## SHORT PROBLEM
Write out each line exactly as given. Leave the pictures out of your copy.

## DATASET
####################

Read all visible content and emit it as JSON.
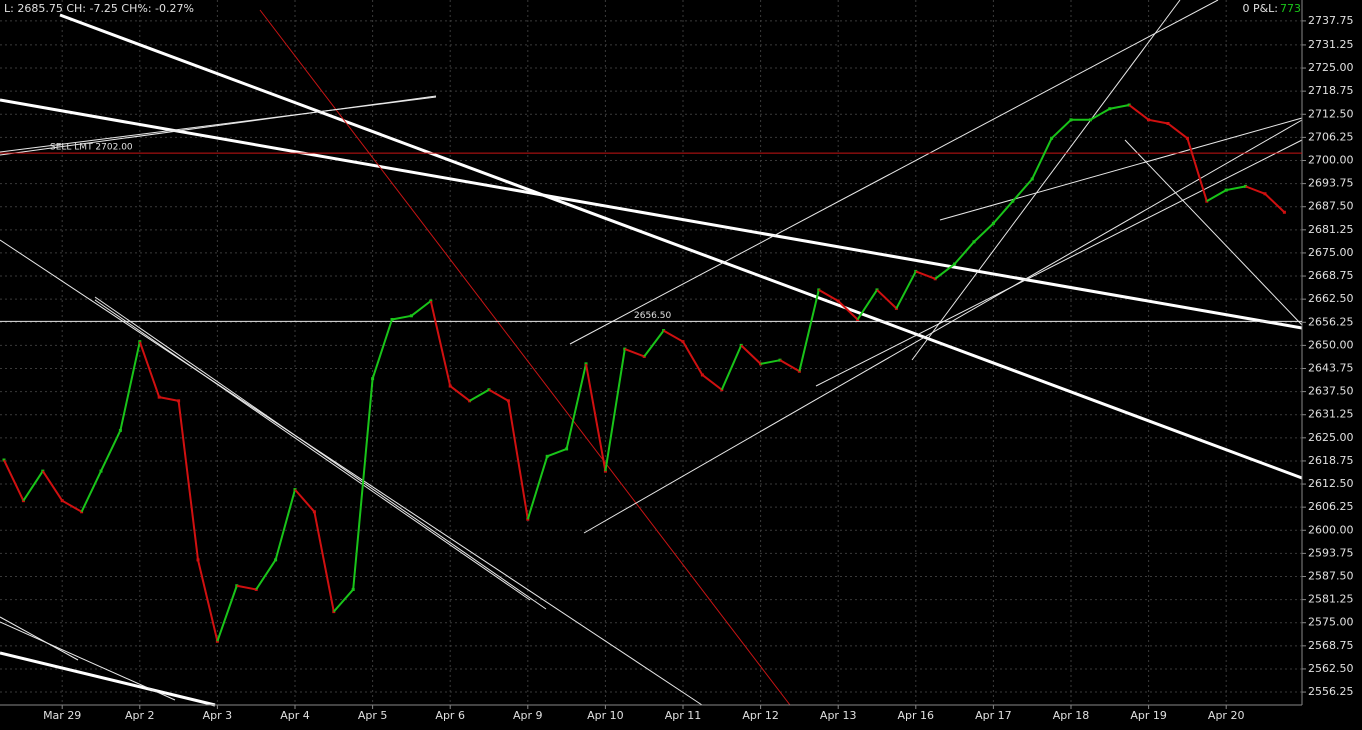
{
  "header": {
    "quote": "L: 2685.75 CH: -7.25 CH%: -0.27%",
    "pnl_label": "0 P&L:",
    "pnl_value": "773"
  },
  "chart_data": {
    "type": "line",
    "up_color": "#19c419",
    "down_color": "#d01010",
    "grid": true,
    "categories": [
      null,
      null,
      null,
      "Mar 29",
      null,
      null,
      null,
      "Apr 2",
      null,
      null,
      null,
      "Apr 3",
      null,
      null,
      null,
      "Apr 4",
      null,
      null,
      null,
      "Apr 5",
      null,
      null,
      null,
      "Apr 6",
      null,
      null,
      null,
      "Apr 9",
      null,
      null,
      null,
      "Apr 10",
      null,
      null,
      null,
      "Apr 11",
      null,
      null,
      null,
      "Apr 12",
      null,
      null,
      null,
      "Apr 13",
      null,
      null,
      null,
      "Apr 16",
      null,
      null,
      null,
      "Apr 17",
      null,
      null,
      null,
      "Apr 18",
      null,
      null,
      null,
      "Apr 19",
      null,
      null,
      null,
      "Apr 20",
      null,
      null,
      null
    ],
    "values": [
      2619,
      2608,
      2616,
      2608,
      2605,
      2616,
      2627,
      2651,
      2636,
      2635,
      2592,
      2570,
      2585,
      2584,
      2592,
      2611,
      2605,
      2578,
      2584,
      2641,
      2657,
      2658,
      2662,
      2639,
      2635,
      2638,
      2635,
      2603,
      2620,
      2622,
      2645,
      2616,
      2649,
      2647,
      2654,
      2651,
      2642,
      2638,
      2650,
      2645,
      2646,
      2643,
      2665,
      2662,
      2657,
      2665,
      2660,
      2670,
      2668,
      2672,
      2678,
      2683,
      2689,
      2695,
      2706,
      2711,
      2711,
      2714,
      2715,
      2711,
      2710,
      2706,
      2689,
      2692,
      2693,
      2691,
      2686
    ],
    "ylim": [
      2552.75,
      2743.4
    ],
    "yticks": [
      2737.75,
      2731.25,
      {
        "value": 2725,
        "label": "2725.00"
      },
      2718.75,
      {
        "value": 2712.5,
        "label": "2712.50"
      },
      2706.25,
      {
        "value": 2700,
        "label": "2700.00"
      },
      2693.75,
      {
        "value": 2687.5,
        "label": "2687.50"
      },
      2681.25,
      {
        "value": 2675,
        "label": "2675.00"
      },
      2668.75,
      {
        "value": 2662.5,
        "label": "2662.50"
      },
      2656.25,
      {
        "value": 2650,
        "label": "2650.00"
      },
      2643.75,
      {
        "value": 2637.5,
        "label": "2637.50"
      },
      2631.25,
      {
        "value": 2625,
        "label": "2625.00"
      },
      2618.75,
      {
        "value": 2612.5,
        "label": "2612.50"
      },
      2606.25,
      {
        "value": 2600,
        "label": "2600.00"
      },
      2593.75,
      {
        "value": 2587.5,
        "label": "2587.50"
      },
      2581.25,
      {
        "value": 2575,
        "label": "2575.00"
      },
      2568.75,
      {
        "value": 2562.5,
        "label": "2562.50"
      },
      2556.25
    ],
    "levels": [
      {
        "value": 2702,
        "label": "SELL LMT 2702.00",
        "color": "#c81414"
      },
      {
        "value": 2656.5,
        "label": "2656.50",
        "color": "#e8e8e8"
      }
    ]
  }
}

####################

## THE RESULT
Read all visible content and emit it as JSON.
{
  "header": {
    "quote": "L: 2685.75 CH: -7.25 CH%: -0.27%",
    "pnl_label": "0 P&L:",
    "pnl_value": "773"
  },
  "chart_data": {
    "type": "line",
    "up_color": "#19c419",
    "down_color": "#d01010",
    "grid": true,
    "categories": [
      null,
      null,
      null,
      "Mar 29",
      null,
      null,
      null,
      "Apr 2",
      null,
      null,
      null,
      "Apr 3",
      null,
      null,
      null,
      "Apr 4",
      null,
      null,
      null,
      "Apr 5",
      null,
      null,
      null,
      "Apr 6",
      null,
      null,
      null,
      "Apr 9",
      null,
      null,
      null,
      "Apr 10",
      null,
      null,
      null,
      "Apr 11",
      null,
      null,
      null,
      "Apr 12",
      null,
      null,
      null,
      "Apr 13",
      null,
      null,
      null,
      "Apr 16",
      null,
      null,
      null,
      "Apr 17",
      null,
      null,
      null,
      "Apr 18",
      null,
      null,
      null,
      "Apr 19",
      null,
      null,
      null,
      "Apr 20",
      null,
      null,
      null
    ],
    "values": [
      2619,
      2608,
      2616,
      2608,
      2605,
      2616,
      2627,
      2651,
      2636,
      2635,
      2592,
      2570,
      2585,
      2584,
      2592,
      2611,
      2605,
      2578,
      2584,
      2641,
      2657,
      2658,
      2662,
      2639,
      2635,
      2638,
      2635,
      2603,
      2620,
      2622,
      2645,
      2616,
      2649,
      2647,
      2654,
      2651,
      2642,
      2638,
      2650,
      2645,
      2646,
      2643,
      2665,
      2662,
      2657,
      2665,
      2660,
      2670,
      2668,
      2672,
      2678,
      2683,
      2689,
      2695,
      2706,
      2711,
      2711,
      2714,
      2715,
      2711,
      2710,
      2706,
      2689,
      2692,
      2693,
      2691,
      2686
    ],
    "ylim": [
      2552.75,
      2743.4
    ],
    "yticks": [
      2737.75,
      2731.25,
      {
        "value": 2725,
        "label": "2725.00"
      },
      2718.75,
      {
        "value": 2712.5,
        "label": "2712.50"
      },
      2706.25,
      {
        "value": 2700,
        "label": "2700.00"
      },
      2693.75,
      {
        "value": 2687.5,
        "label": "2687.50"
      },
      2681.25,
      {
        "value": 2675,
        "label": "2675.00"
      },
      2668.75,
      {
        "value": 2662.5,
        "label": "2662.50"
      },
      2656.25,
      {
        "value": 2650,
        "label": "2650.00"
      },
      2643.75,
      {
        "value": 2637.5,
        "label": "2637.50"
      },
      2631.25,
      {
        "value": 2625,
        "label": "2625.00"
      },
      2618.75,
      {
        "value": 2612.5,
        "label": "2612.50"
      },
      2606.25,
      {
        "value": 2600,
        "label": "2600.00"
      },
      2593.75,
      {
        "value": 2587.5,
        "label": "2587.50"
      },
      2581.25,
      {
        "value": 2575,
        "label": "2575.00"
      },
      2568.75,
      {
        "value": 2562.5,
        "label": "2562.50"
      },
      2556.25
    ],
    "levels": [
      {
        "value": 2702,
        "label": "SELL LMT 2702.00",
        "color": "#c81414"
      },
      {
        "value": 2656.5,
        "label": "2656.50",
        "color": "#e8e8e8"
      }
    ]
  }
}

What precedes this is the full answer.